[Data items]
# # # # # # #
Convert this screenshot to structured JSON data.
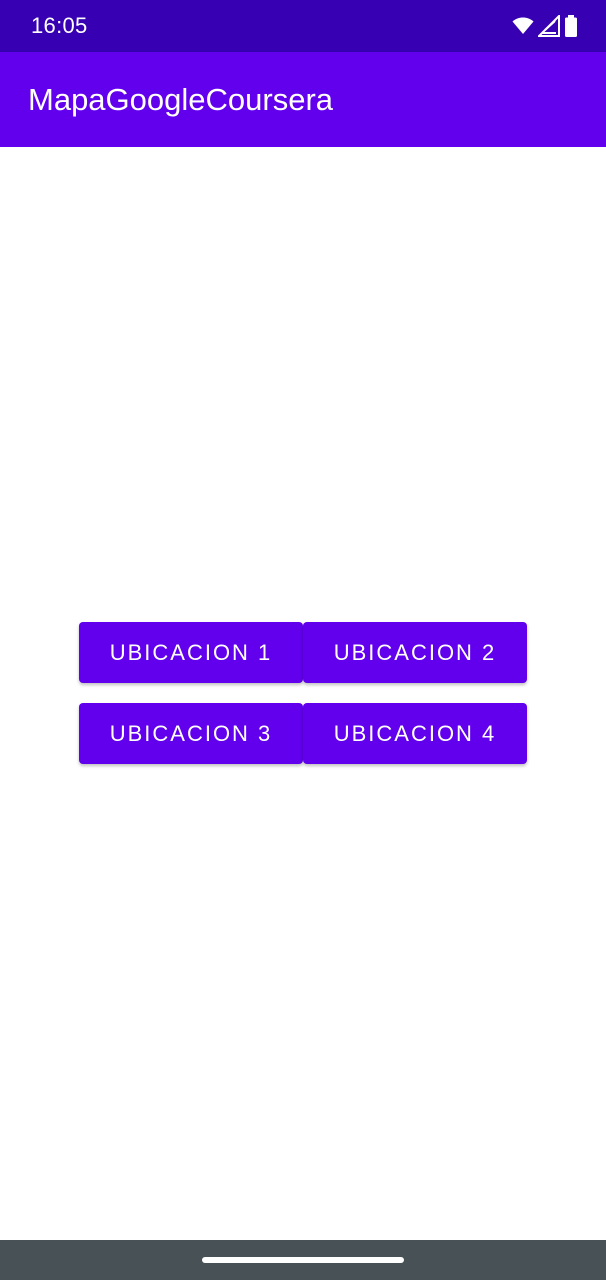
{
  "status_bar": {
    "time": "16:05",
    "icons": [
      "wifi-icon",
      "signal-icon",
      "battery-icon"
    ],
    "color": "#3700B3"
  },
  "app_bar": {
    "title": "MapaGoogleCoursera",
    "color": "#6200EE"
  },
  "buttons": [
    {
      "label": "UBICACION 1"
    },
    {
      "label": "UBICACION 2"
    },
    {
      "label": "UBICACION 3"
    },
    {
      "label": "UBICACION 4"
    }
  ],
  "nav_bar": {
    "color": "#485156",
    "icons": [
      "home-handle"
    ]
  }
}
# # # # # # #
Show, from the listing above, each line that contains the word "label".

[WORKED ANSWER]
      "label": "UBICACION 1"
      "label": "UBICACION 2"
      "label": "UBICACION 3"
      "label": "UBICACION 4"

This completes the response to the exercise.